What you should do.
Show every line of the records below that contains the word "effecting".
>> BEGIN Dataset records
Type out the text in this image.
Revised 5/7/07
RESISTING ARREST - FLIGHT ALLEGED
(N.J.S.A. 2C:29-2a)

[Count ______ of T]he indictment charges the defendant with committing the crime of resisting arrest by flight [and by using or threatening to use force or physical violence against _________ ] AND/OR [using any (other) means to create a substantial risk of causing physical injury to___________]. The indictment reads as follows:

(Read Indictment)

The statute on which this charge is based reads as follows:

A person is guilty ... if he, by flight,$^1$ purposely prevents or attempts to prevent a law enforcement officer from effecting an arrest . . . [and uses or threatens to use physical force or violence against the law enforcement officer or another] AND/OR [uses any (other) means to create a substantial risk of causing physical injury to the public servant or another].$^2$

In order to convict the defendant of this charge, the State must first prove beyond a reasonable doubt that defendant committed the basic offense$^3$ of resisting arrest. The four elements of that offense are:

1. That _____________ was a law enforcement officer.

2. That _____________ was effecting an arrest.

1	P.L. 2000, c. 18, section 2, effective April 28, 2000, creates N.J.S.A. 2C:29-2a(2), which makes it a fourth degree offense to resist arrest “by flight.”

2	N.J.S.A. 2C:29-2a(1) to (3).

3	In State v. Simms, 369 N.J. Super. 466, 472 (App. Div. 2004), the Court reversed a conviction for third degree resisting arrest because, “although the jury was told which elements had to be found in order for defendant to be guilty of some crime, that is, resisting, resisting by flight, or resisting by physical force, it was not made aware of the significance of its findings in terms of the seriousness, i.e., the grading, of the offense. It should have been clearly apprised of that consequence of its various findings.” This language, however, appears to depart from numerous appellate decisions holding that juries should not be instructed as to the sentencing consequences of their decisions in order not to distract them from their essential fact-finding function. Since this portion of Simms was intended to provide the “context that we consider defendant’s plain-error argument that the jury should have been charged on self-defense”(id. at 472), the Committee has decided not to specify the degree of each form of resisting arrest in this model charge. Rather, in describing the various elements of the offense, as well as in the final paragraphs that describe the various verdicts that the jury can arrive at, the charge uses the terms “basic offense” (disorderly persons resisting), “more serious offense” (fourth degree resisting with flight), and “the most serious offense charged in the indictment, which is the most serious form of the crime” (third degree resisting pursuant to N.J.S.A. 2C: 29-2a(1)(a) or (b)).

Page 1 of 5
>> END Dataset records
>> BEGIN Dataset records
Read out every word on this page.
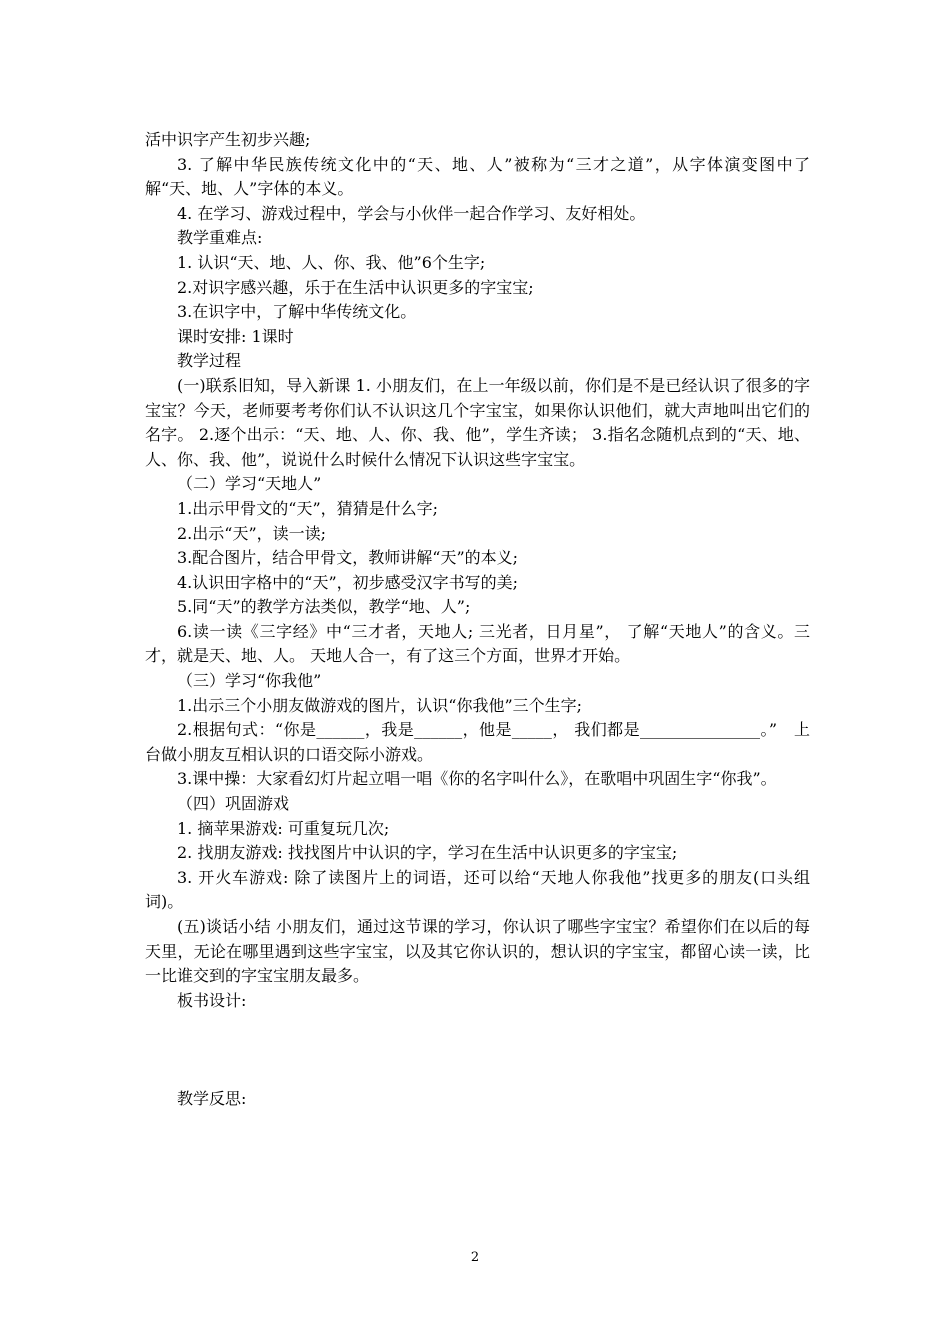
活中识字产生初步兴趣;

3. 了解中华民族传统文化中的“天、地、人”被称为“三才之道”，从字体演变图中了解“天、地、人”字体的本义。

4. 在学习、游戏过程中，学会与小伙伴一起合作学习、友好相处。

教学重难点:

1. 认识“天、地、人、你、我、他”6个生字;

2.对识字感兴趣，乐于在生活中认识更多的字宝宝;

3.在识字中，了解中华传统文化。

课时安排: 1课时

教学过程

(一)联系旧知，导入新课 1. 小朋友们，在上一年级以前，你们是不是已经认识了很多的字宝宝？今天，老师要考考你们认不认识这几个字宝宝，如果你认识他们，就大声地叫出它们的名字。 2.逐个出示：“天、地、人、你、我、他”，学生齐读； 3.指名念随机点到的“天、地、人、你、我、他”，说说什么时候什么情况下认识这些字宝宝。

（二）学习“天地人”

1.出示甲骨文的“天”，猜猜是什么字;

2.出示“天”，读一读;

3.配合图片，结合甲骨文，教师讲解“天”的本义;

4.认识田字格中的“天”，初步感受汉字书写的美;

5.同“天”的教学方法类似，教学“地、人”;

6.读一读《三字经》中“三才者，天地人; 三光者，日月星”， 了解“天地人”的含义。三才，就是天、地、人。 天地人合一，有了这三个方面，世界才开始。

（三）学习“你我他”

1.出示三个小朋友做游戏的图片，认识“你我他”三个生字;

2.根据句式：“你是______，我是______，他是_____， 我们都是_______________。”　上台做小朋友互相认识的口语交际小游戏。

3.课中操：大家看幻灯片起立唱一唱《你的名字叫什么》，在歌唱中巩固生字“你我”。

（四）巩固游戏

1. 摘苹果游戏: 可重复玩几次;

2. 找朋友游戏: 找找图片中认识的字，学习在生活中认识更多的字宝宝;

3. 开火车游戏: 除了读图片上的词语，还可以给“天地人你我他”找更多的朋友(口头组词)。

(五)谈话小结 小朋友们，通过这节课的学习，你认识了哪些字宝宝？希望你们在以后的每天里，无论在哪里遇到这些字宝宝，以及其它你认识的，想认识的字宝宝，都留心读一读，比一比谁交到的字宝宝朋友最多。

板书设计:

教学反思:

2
>> END Dataset records
>> BEGIN Dataset records
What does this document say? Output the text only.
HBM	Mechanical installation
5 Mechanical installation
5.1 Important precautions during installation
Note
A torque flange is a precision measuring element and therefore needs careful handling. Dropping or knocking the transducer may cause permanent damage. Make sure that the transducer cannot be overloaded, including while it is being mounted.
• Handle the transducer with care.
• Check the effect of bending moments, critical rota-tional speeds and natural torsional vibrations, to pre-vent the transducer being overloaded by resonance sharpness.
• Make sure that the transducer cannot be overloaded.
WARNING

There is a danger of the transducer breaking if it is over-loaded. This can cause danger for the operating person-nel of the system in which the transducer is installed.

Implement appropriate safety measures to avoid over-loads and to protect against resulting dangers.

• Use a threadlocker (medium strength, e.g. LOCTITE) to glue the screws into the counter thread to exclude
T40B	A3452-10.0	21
>> END Dataset records
Exercise result.
A person is guilty ... if he, by flight,$^1$ purposely prevents or attempts to prevent a law enforcement officer from effecting an arrest . . . [and uses or threatens to use physical force or violence against the law enforcement officer or another] AND/OR [uses any (other) means to create a substantial risk of causing physical injury to the public servant or another].$^2$
2. That _____________ was effecting an arrest.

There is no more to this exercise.